Data for this task:
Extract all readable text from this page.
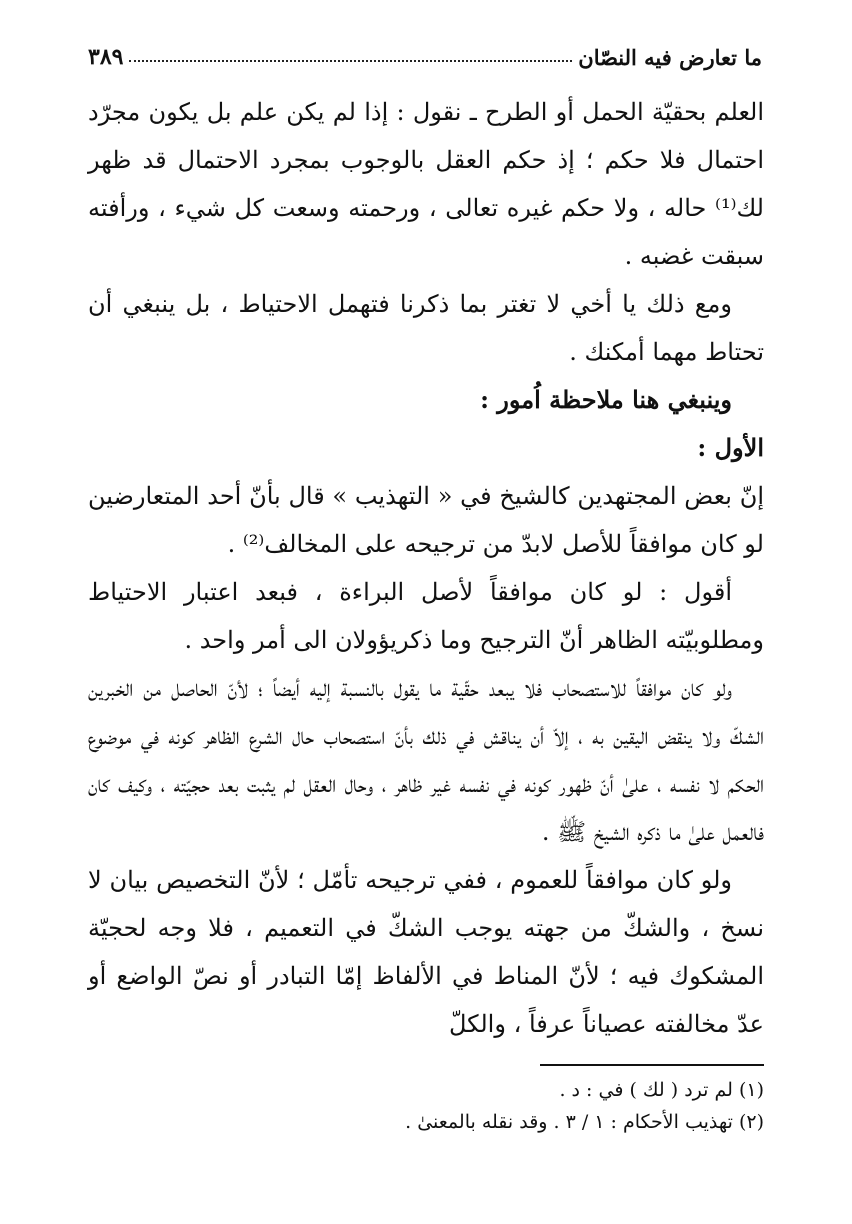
ما تعارض فيه النصّان
٣٨٩

العلم بحقيّة الحمل أو الطرح ـ نقول : إذا لم يكن علم بل يكون مجرّد احتمال فلا حكم ؛ إذ حكم العقل بالوجوب بمجرد الاحتمال قد ظهر لك⁽¹⁾ حاله ، ولا حكم غيره تعالى ، ورحمته وسعت كل شيء ، ورأفته سبقت غضبه .

ومع ذلك يا أخي لا تغتر بما ذكرنا فتهمل الاحتياط ، بل ينبغي أن تحتاط مهما أمكنك .

وينبغي هنا ملاحظة اُمور :

الأول :

إنّ بعض المجتهدين كالشيخ في « التهذيب » قال بأنّ أحد المتعارضين لو كان موافقاً للأصل لابدّ من ترجيحه على المخالف⁽²⁾ .

أقول : لو كان موافقاً لأصل البراءة ، فبعد اعتبار الاحتياط ومطلوبيّته الظاهر أنّ الترجيح وما ذكريؤولان الى أمر واحد .

ولو كان موافقاً للاستصحاب فلا يبعد حقّية ما يقول بالنسبة إليه أيضاً ؛ لأنّ الحاصل من الخبرين الشكّ ولا ينقض اليقين به ، إلاّ أن يناقش في ذلك بأنّ استصحاب حال الشرع الظاهر كونه في موضوع الحكم لا نفسه ، علىٰ أنّ ظهور كونه في نفسه غير ظاهر ، وحال العقل لم يثبت بعد حجيّته ، وكيف كان فالعمل علىٰ ما ذكره الشيخ ﷺ .

ولو كان موافقاً للعموم ، ففي ترجيحه تأمّل ؛ لأنّ التخصيص بيان لا نسخ ، والشكّ من جهته يوجب الشكّ في التعميم ، فلا وجه لحجيّة المشكوك فيه ؛ لأنّ المناط في الألفاظ إمّا التبادر أو نصّ الواضع أو عدّ مخالفته عصياناً عرفاً ، والكلّ

(١) لم ترد ( لك ) في : د .

(٢) تهذيب الأحكام : ١ / ٣ . وقد نقله بالمعنىٰ .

Given task:
Pull out all lines in the data above that include "العقل".

Output of the task:
العلم بحقيّة الحمل أو الطرح ـ نقول : إذا لم يكن علم بل يكون مجرّد احتمال فلا حكم ؛ إذ حكم العقل بالوجوب بمجرد الاحتمال قد ظهر لك⁽¹⁾ حاله ، ولا حكم غيره تعالى ، ورحمته وسعت كل شيء ، ورأفته سبقت غضبه .
ولو كان موافقاً للاستصحاب فلا يبعد حقّية ما يقول بالنسبة إليه أيضاً ؛ لأنّ الحاصل من الخبرين الشكّ ولا ينقض اليقين به ، إلاّ أن يناقش في ذلك بأنّ استصحاب حال الشرع الظاهر كونه في موضوع الحكم لا نفسه ، علىٰ أنّ ظهور كونه في نفسه غير ظاهر ، وحال العقل لم يثبت بعد حجيّته ، وكيف كان فالعمل علىٰ ما ذكره الشيخ ﷺ .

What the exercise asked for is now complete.